** START Provided material **

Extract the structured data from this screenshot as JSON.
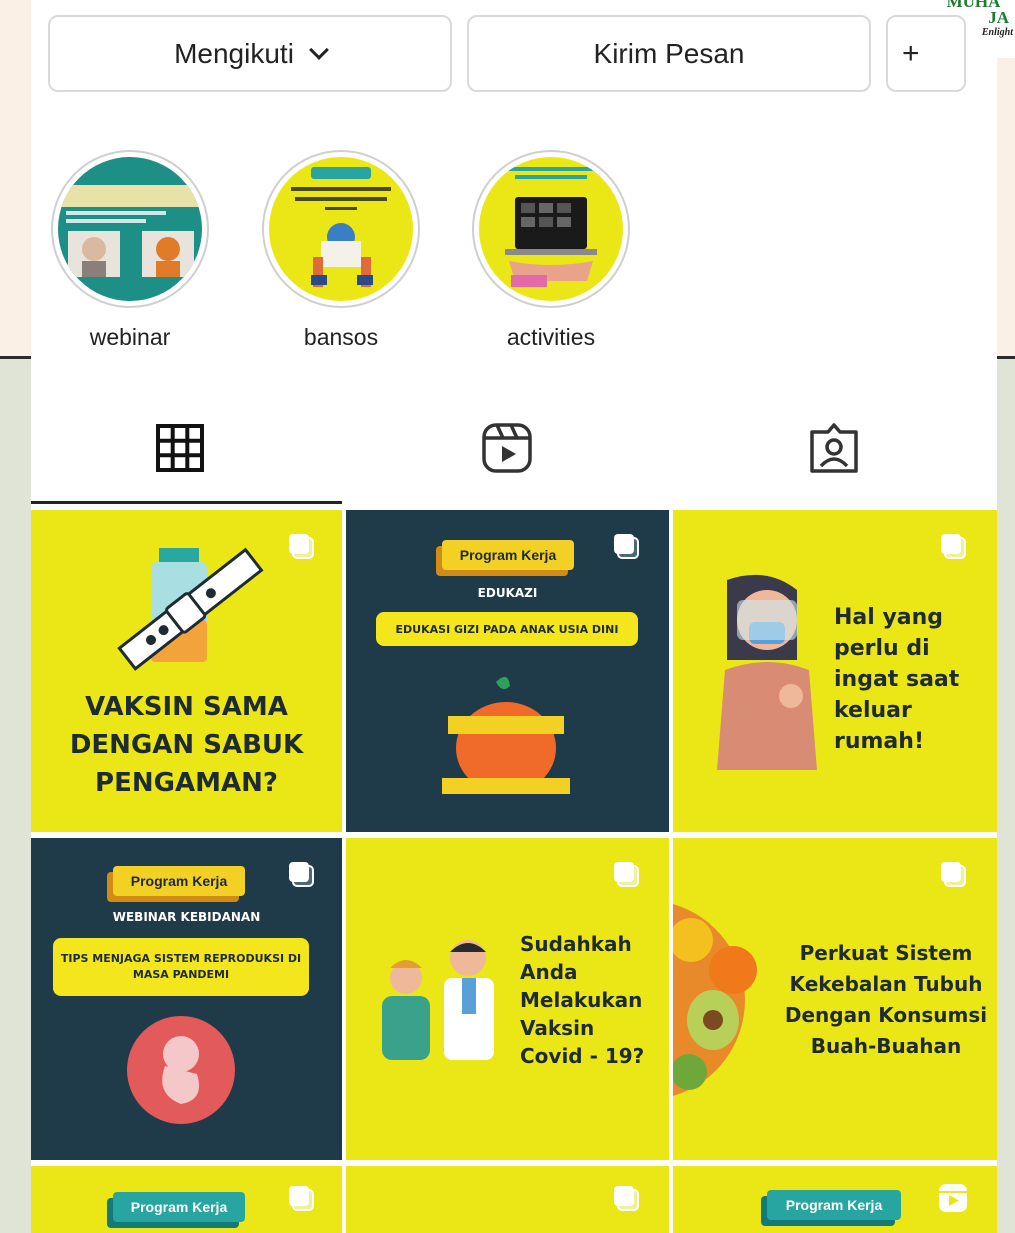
{
  "logo": {
    "line1": "MUHA",
    "line2": "JA",
    "line3": "Enlight"
  },
  "actions": {
    "follow_label": "Mengikuti",
    "message_label": "Kirim Pesan",
    "add_label": "+"
  },
  "highlights": [
    {
      "label": "webinar"
    },
    {
      "label": "bansos"
    },
    {
      "label": "activities"
    }
  ],
  "tabs": [
    {
      "name": "posts",
      "icon": "grid-icon",
      "active": true
    },
    {
      "name": "reels",
      "icon": "reels-icon",
      "active": false
    },
    {
      "name": "tagged",
      "icon": "tagged-icon",
      "active": false
    }
  ],
  "posts": [
    {
      "text": "VAKSIN SAMA DENGAN SABUK PENGAMAN?"
    },
    {
      "badge": "Program Kerja",
      "subtitle": "EDUKAZI",
      "banner": "EDUKASI GIZI PADA ANAK USIA DINI"
    },
    {
      "text": "Hal yang perlu di ingat saat keluar rumah!"
    },
    {
      "badge": "Program Kerja",
      "subtitle": "WEBINAR KEBIDANAN",
      "banner": "TIPS MENJAGA SISTEM REPRODUKSI DI MASA PANDEMI"
    },
    {
      "text": "Sudahkah Anda Melakukan Vaksin Covid - 19?"
    },
    {
      "text": "Perkuat Sistem Kekebalan Tubuh Dengan Konsumsi Buah-Buahan"
    },
    {
      "badge": "Program Kerja"
    },
    {},
    {
      "badge": "Program Kerja"
    }
  ],
  "colors": {
    "yellow": "#ebe717",
    "navy": "#1f3a48",
    "teal": "#27a6a1"
  }
}
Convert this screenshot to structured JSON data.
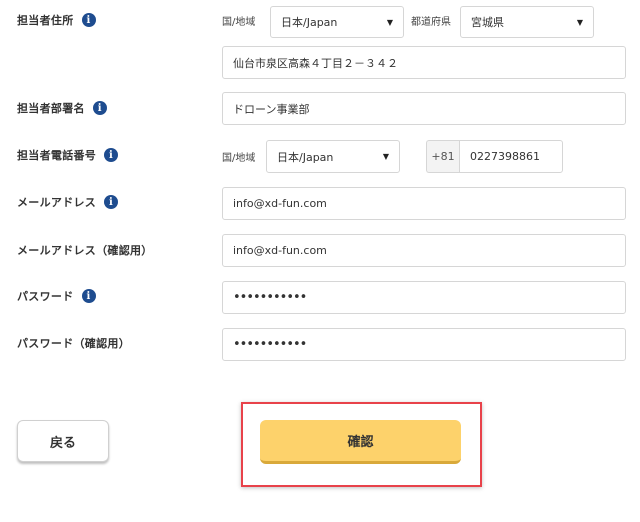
{
  "form": {
    "address": {
      "label": "担当者住所",
      "country_label": "国/地域",
      "country_value": "日本/Japan",
      "prefecture_label": "都道府県",
      "prefecture_value": "宮城県",
      "street_value": "仙台市泉区高森４丁目２－３４２"
    },
    "department": {
      "label": "担当者部署名",
      "value": "ドローン事業部"
    },
    "phone": {
      "label": "担当者電話番号",
      "country_label": "国/地域",
      "country_value": "日本/Japan",
      "prefix": "+81",
      "value": "0227398861"
    },
    "email": {
      "label": "メールアドレス",
      "value": "info@xd-fun.com"
    },
    "email_confirm": {
      "label": "メールアドレス（確認用）",
      "value": "info@xd-fun.com"
    },
    "password": {
      "label": "パスワード",
      "value": "•••••••••••"
    },
    "password_confirm": {
      "label": "パスワード（確認用）",
      "value": "•••••••••••"
    }
  },
  "buttons": {
    "back_label": "戻る",
    "confirm_label": "確認"
  },
  "icons": {
    "info": "i",
    "caret": "▼"
  },
  "colors": {
    "info_icon": "#1e4c8f",
    "confirm_button": "#fdd26b",
    "highlight_border": "#e8424a"
  }
}
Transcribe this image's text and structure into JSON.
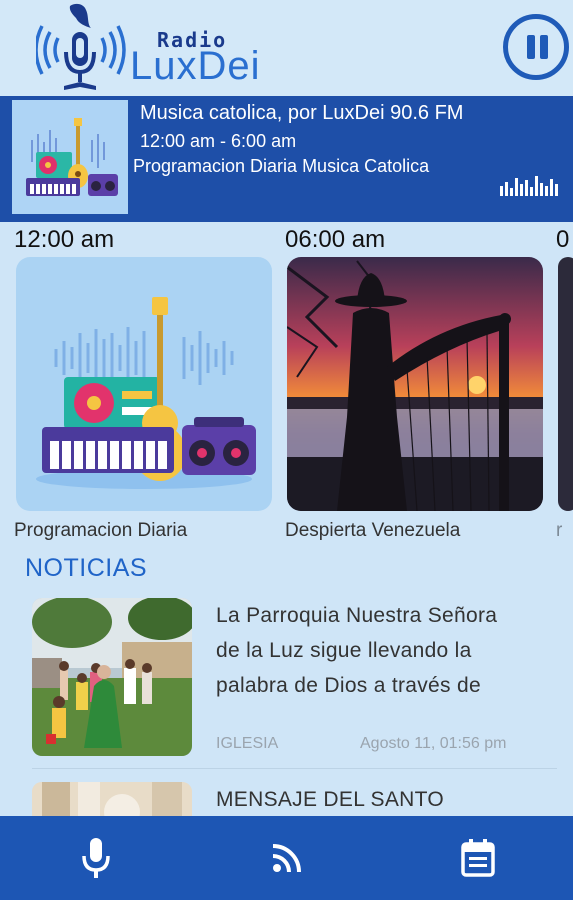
{
  "colors": {
    "brand_dark": "#1a3a8c",
    "brand_light": "#2a6fd0",
    "accent_blue": "#1e4fa8",
    "nav_blue": "#1d56b4",
    "background": "#cfe5f7",
    "section_heading": "#2064c8"
  },
  "header": {
    "brand_small": "Radio",
    "brand_big": "LuxDei",
    "logo_icon": "microphone-radio-logo-icon",
    "control_icon": "pause-icon"
  },
  "now_playing": {
    "title": "Musica catolica, por LuxDei 90.6 FM",
    "time": "12:00 am - 6:00 am",
    "subtitle": "Programacion Diaria  Musica Catolica",
    "thumb_icon": "music-instruments-icon",
    "equalizer_icon": "equalizer-icon"
  },
  "schedule": [
    {
      "time": "12:00 am",
      "label": "Programacion Diaria",
      "image": "music-instruments-illustration"
    },
    {
      "time": "06:00 am",
      "label": "Despierta  Venezuela",
      "image": "sunset-harp-player-photo"
    },
    {
      "time": "0",
      "label": "r",
      "image": "partial-card"
    }
  ],
  "news": {
    "heading": "NOTICIAS",
    "items": [
      {
        "text": "La Parroquia Nuestra Señora de la Luz  sigue llevando la palabra de Dios a través de",
        "lines": [
          "La Parroquia Nuestra Señora",
          "de la Luz  sigue llevando la",
          "palabra de Dios a través de"
        ],
        "category": "IGLESIA",
        "date": "Agosto 11, 01:56 pm",
        "image": "parish-outdoor-gathering-photo"
      },
      {
        "text": "MENSAJE DEL SANTO",
        "lines": [
          "MENSAJE DEL SANTO"
        ],
        "image": "message-photo"
      }
    ]
  },
  "bottom_nav": [
    {
      "icon": "microphone-icon"
    },
    {
      "icon": "rss-feed-icon"
    },
    {
      "icon": "calendar-icon"
    }
  ]
}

** END Provided material **

* [Exercise brief]: Which lines in the records above contain the string "Nuestra"? Copy each one.

* [Exercise answer]:
        "text": "La Parroquia Nuestra Señora de la Luz  sigue llevando la palabra de Dios a través de",
          "La Parroquia Nuestra Señora",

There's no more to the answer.